- **What is expected**
Can you give all the records again without altering a single character?

- **Data extract**
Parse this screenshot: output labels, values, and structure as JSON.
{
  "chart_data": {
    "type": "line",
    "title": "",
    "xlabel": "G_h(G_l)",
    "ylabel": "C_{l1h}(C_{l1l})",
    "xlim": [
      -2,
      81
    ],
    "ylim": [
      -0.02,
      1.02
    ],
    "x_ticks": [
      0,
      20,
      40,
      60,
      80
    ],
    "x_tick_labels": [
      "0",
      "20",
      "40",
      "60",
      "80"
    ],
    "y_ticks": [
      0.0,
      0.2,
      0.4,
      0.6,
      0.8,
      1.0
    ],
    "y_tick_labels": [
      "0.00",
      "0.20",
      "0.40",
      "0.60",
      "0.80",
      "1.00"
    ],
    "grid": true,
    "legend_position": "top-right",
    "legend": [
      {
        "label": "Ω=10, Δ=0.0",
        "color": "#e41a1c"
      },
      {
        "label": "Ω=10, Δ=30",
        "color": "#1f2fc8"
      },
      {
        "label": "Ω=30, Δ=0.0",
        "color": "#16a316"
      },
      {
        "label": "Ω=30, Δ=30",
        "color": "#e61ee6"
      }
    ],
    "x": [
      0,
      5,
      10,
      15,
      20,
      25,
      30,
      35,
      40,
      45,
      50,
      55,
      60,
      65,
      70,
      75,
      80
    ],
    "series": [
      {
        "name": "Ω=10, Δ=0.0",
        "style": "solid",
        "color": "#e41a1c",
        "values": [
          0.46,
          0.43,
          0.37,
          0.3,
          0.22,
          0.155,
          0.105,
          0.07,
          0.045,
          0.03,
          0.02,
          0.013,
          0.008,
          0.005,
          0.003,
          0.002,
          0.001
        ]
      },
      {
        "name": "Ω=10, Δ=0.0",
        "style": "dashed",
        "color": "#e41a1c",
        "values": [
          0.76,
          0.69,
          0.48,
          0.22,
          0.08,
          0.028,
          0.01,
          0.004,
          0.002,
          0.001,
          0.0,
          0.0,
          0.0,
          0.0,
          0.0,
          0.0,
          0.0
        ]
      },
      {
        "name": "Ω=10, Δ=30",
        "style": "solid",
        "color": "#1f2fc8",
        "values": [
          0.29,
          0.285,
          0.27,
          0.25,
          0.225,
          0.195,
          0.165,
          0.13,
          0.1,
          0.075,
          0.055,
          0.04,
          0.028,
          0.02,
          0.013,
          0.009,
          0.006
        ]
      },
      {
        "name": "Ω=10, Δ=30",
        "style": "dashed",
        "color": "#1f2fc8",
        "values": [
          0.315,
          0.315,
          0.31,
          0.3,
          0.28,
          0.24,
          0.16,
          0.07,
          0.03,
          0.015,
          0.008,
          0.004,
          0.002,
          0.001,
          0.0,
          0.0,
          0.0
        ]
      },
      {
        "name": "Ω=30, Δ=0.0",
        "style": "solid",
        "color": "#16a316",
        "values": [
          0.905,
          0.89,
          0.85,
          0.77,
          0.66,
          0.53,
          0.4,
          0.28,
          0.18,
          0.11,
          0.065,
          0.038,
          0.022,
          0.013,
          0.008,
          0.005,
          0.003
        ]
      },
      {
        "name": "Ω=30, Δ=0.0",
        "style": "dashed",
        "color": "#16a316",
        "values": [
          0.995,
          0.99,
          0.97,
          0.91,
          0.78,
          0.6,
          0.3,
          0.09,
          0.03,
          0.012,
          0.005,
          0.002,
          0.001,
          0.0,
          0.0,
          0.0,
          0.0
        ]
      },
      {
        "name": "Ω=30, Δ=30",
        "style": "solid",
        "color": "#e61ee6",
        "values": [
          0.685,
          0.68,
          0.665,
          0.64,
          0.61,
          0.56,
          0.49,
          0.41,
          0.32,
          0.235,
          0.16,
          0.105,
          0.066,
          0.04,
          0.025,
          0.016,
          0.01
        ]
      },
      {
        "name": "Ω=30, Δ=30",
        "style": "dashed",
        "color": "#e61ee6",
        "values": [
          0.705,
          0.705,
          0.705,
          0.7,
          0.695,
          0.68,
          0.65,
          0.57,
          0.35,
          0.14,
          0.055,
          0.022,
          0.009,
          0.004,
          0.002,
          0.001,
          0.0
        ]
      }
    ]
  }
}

- **Written answer**
Parse this screenshot: output labels, values, and structure as JSON.
{
  "chart_data": {
    "type": "line",
    "title": "",
    "xlabel": "G_h(G_l)",
    "ylabel": "C_{l1h}(C_{l1l})",
    "xlim": [
      -2,
      81
    ],
    "ylim": [
      -0.02,
      1.02
    ],
    "x_ticks": [
      0,
      20,
      40,
      60,
      80
    ],
    "x_tick_labels": [
      "0",
      "20",
      "40",
      "60",
      "80"
    ],
    "y_ticks": [
      0.0,
      0.2,
      0.4,
      0.6,
      0.8,
      1.0
    ],
    "y_tick_labels": [
      "0.00",
      "0.20",
      "0.40",
      "0.60",
      "0.80",
      "1.00"
    ],
    "grid": true,
    "legend_position": "top-right",
    "legend": [
      {
        "label": "Ω=10, Δ=0.0",
        "color": "#e41a1c"
      },
      {
        "label": "Ω=10, Δ=30",
        "color": "#1f2fc8"
      },
      {
        "label": "Ω=30, Δ=0.0",
        "color": "#16a316"
      },
      {
        "label": "Ω=30, Δ=30",
        "color": "#e61ee6"
      }
    ],
    "x": [
      0,
      5,
      10,
      15,
      20,
      25,
      30,
      35,
      40,
      45,
      50,
      55,
      60,
      65,
      70,
      75,
      80
    ],
    "series": [
      {
        "name": "Ω=10, Δ=0.0",
        "style": "solid",
        "color": "#e41a1c",
        "values": [
          0.46,
          0.43,
          0.37,
          0.3,
          0.22,
          0.155,
          0.105,
          0.07,
          0.045,
          0.03,
          0.02,
          0.013,
          0.008,
          0.005,
          0.003,
          0.002,
          0.001
        ]
      },
      {
        "name": "Ω=10, Δ=0.0",
        "style": "dashed",
        "color": "#e41a1c",
        "values": [
          0.76,
          0.69,
          0.48,
          0.22,
          0.08,
          0.028,
          0.01,
          0.004,
          0.002,
          0.001,
          0.0,
          0.0,
          0.0,
          0.0,
          0.0,
          0.0,
          0.0
        ]
      },
      {
        "name": "Ω=10, Δ=30",
        "style": "solid",
        "color": "#1f2fc8",
        "values": [
          0.29,
          0.285,
          0.27,
          0.25,
          0.225,
          0.195,
          0.165,
          0.13,
          0.1,
          0.075,
          0.055,
          0.04,
          0.028,
          0.02,
          0.013,
          0.009,
          0.006
        ]
      },
      {
        "name": "Ω=10, Δ=30",
        "style": "dashed",
        "color": "#1f2fc8",
        "values": [
          0.315,
          0.315,
          0.31,
          0.3,
          0.28,
          0.24,
          0.16,
          0.07,
          0.03,
          0.015,
          0.008,
          0.004,
          0.002,
          0.001,
          0.0,
          0.0,
          0.0
        ]
      },
      {
        "name": "Ω=30, Δ=0.0",
        "style": "solid",
        "color": "#16a316",
        "values": [
          0.905,
          0.89,
          0.85,
          0.77,
          0.66,
          0.53,
          0.4,
          0.28,
          0.18,
          0.11,
          0.065,
          0.038,
          0.022,
          0.013,
          0.008,
          0.005,
          0.003
        ]
      },
      {
        "name": "Ω=30, Δ=0.0",
        "style": "dashed",
        "color": "#16a316",
        "values": [
          0.995,
          0.99,
          0.97,
          0.91,
          0.78,
          0.6,
          0.3,
          0.09,
          0.03,
          0.012,
          0.005,
          0.002,
          0.001,
          0.0,
          0.0,
          0.0,
          0.0
        ]
      },
      {
        "name": "Ω=30, Δ=30",
        "style": "solid",
        "color": "#e61ee6",
        "values": [
          0.685,
          0.68,
          0.665,
          0.64,
          0.61,
          0.56,
          0.49,
          0.41,
          0.32,
          0.235,
          0.16,
          0.105,
          0.066,
          0.04,
          0.025,
          0.016,
          0.01
        ]
      },
      {
        "name": "Ω=30, Δ=30",
        "style": "dashed",
        "color": "#e61ee6",
        "values": [
          0.705,
          0.705,
          0.705,
          0.7,
          0.695,
          0.68,
          0.65,
          0.57,
          0.35,
          0.14,
          0.055,
          0.022,
          0.009,
          0.004,
          0.002,
          0.001,
          0.0
        ]
      }
    ]
  }
}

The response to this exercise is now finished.